■ Directions for this task ■
Quote the records in full and leave their pictures out.

(Stored items from a collection)

============

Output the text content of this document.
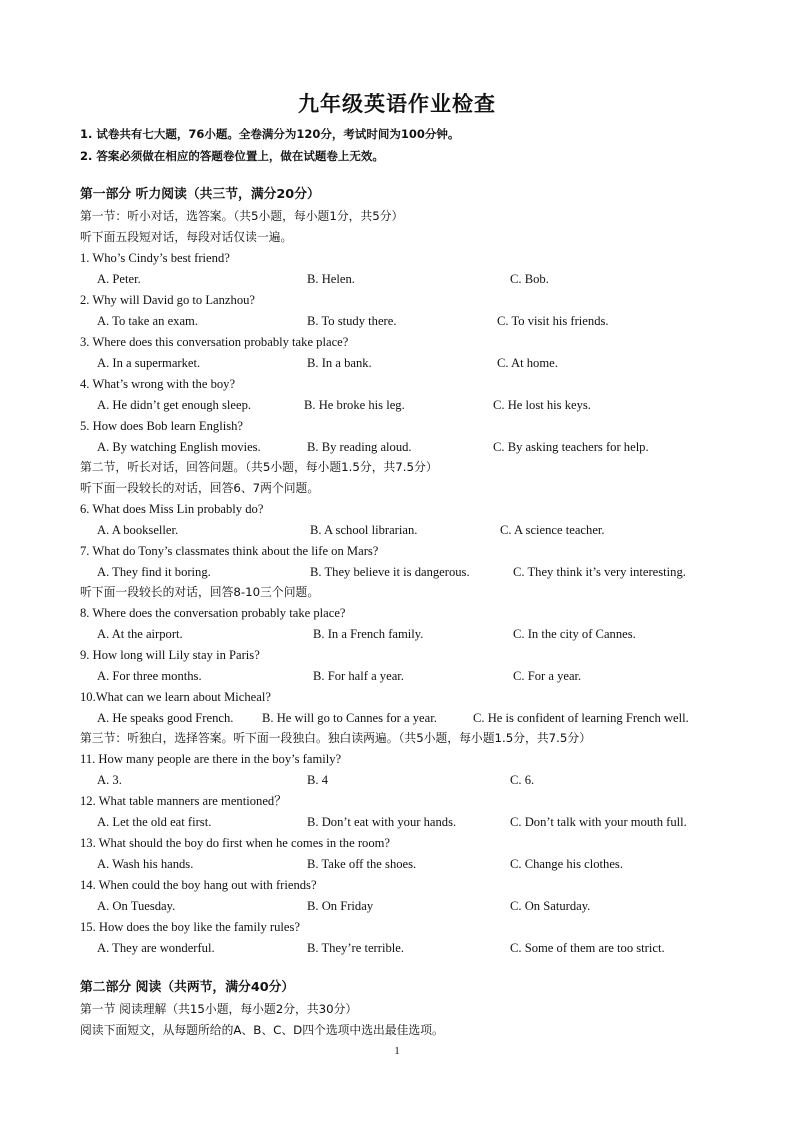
九年级英语作业检查
1. 试卷共有七大题，76小题。全卷满分为120分，考试时间为100分钟。
2. 答案必须做在相应的答题卷位置上，做在试题卷上无效。
第一部分 听力阅读（共三节，满分20分）
第一节：听小对话，选答案。（共5小题，每小题1分，共5分）
听下面五段短对话，每段对话仅读一遍。
1. Who’s Cindy’s best friend?
A. Peter.	B. Helen.	C. Bob.
2. Why will David go to Lanzhou?
A. To take an exam.	B. To study there.	C. To visit his friends.
3. Where does this conversation probably take place?
A. In a supermarket.	B. In a bank.	C. At home.
4. What’s wrong with the boy?
A. He didn’t get enough sleep.	B. He broke his leg.	C. He lost his keys.
5. How does Bob learn English?
A. By watching English movies.	B. By reading aloud.	C. By asking teachers for help.
第二节，听长对话，回答问题。（共5小题，每小题1.5分，共7.5分）
听下面一段较长的对话，回答6、7两个问题。
6. What does Miss Lin probably do?
A. A bookseller.	B. A school librarian.	C. A science teacher.
7. What do Tony’s classmates think about the life on Mars?
A. They find it boring.	B. They believe it is dangerous.	C. They think it’s very interesting.
听下面一段较长的对话，回答8-10三个问题。
8. Where does the conversation probably take place?
A. At the airport.	B. In a French family.	C. In the city of Cannes.
9. How long will Lily stay in Paris?
A. For three months.	B. For half a year.	C. For a year.
10.What can we learn about Micheal?
A. He speaks good French. B. He will go to Cannes for a year.	C. He is confident of learning French well.
第三节：听独白，选择答案。听下面一段独白。独白读两遍。（共5小题，每小题1.5分，共7.5分）
11. How many people are there in the boy’s family?
A. 3.	B. 4	C. 6.
12. What table manners are mentioned？
A. Let the old eat first.	B. Don’t eat with your hands.	C. Don’t talk with your mouth full.
13. What should the boy do first when he comes in the room?
A. Wash his hands.	B. Take off the shoes.	C. Change his clothes.
14. When could the boy hang out with friends?
A. On Tuesday.	B. On Friday	C. On Saturday.
15. How does the boy like the family rules?
A. They are wonderful.	B. They’re terrible.	C. Some of them are too strict.
第二部分 阅读（共两节，满分40分）
第一节 阅读理解（共15小题，每小题2分，共30分）
阅读下面短文，从每题所给的A、B、C、D四个选项中选出最佳选项。
1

============

■ Exercise response ■
Output the text content of this document.
九年级英语作业检查
1. 试卷共有七大题，76小题。全卷满分为120分，考试时间为100分钟。
2. 答案必须做在相应的答题卷位置上，做在试题卷上无效。
第一部分 听力阅读（共三节，满分20分）
第一节：听小对话，选答案。（共5小题，每小题1分，共5分）
听下面五段短对话，每段对话仅读一遍。
1. Who’s Cindy’s best friend?
A. Peter.	B. Helen.	C. Bob.
2. Why will David go to Lanzhou?
A. To take an exam.	B. To study there.	C. To visit his friends.
3. Where does this conversation probably take place?
A. In a supermarket.	B. In a bank.	C. At home.
4. What’s wrong with the boy?
A. He didn’t get enough sleep.	B. He broke his leg.	C. He lost his keys.
5. How does Bob learn English?
A. By watching English movies.	B. By reading aloud.	C. By asking teachers for help.
第二节，听长对话，回答问题。（共5小题，每小题1.5分，共7.5分）
听下面一段较长的对话，回答6、7两个问题。
6. What does Miss Lin probably do?
A. A bookseller.	B. A school librarian.	C. A science teacher.
7. What do Tony’s classmates think about the life on Mars?
A. They find it boring.	B. They believe it is dangerous.	C. They think it’s very interesting.
听下面一段较长的对话，回答8-10三个问题。
8. Where does the conversation probably take place?
A. At the airport.	B. In a French family.	C. In the city of Cannes.
9. How long will Lily stay in Paris?
A. For three months.	B. For half a year.	C. For a year.
10.What can we learn about Micheal?
A. He speaks good French. B. He will go to Cannes for a year.	C. He is confident of learning French well.
第三节：听独白，选择答案。听下面一段独白。独白读两遍。（共5小题，每小题1.5分，共7.5分）
11. How many people are there in the boy’s family?
A. 3.	B. 4	C. 6.
12. What table manners are mentioned？
A. Let the old eat first.	B. Don’t eat with your hands.	C. Don’t talk with your mouth full.
13. What should the boy do first when he comes in the room?
A. Wash his hands.	B. Take off the shoes.	C. Change his clothes.
14. When could the boy hang out with friends?
A. On Tuesday.	B. On Friday	C. On Saturday.
15. How does the boy like the family rules?
A. They are wonderful.	B. They’re terrible.	C. Some of them are too strict.
第二部分 阅读（共两节，满分40分）
第一节 阅读理解（共15小题，每小题2分，共30分）
阅读下面短文，从每题所给的A、B、C、D四个选项中选出最佳选项。
1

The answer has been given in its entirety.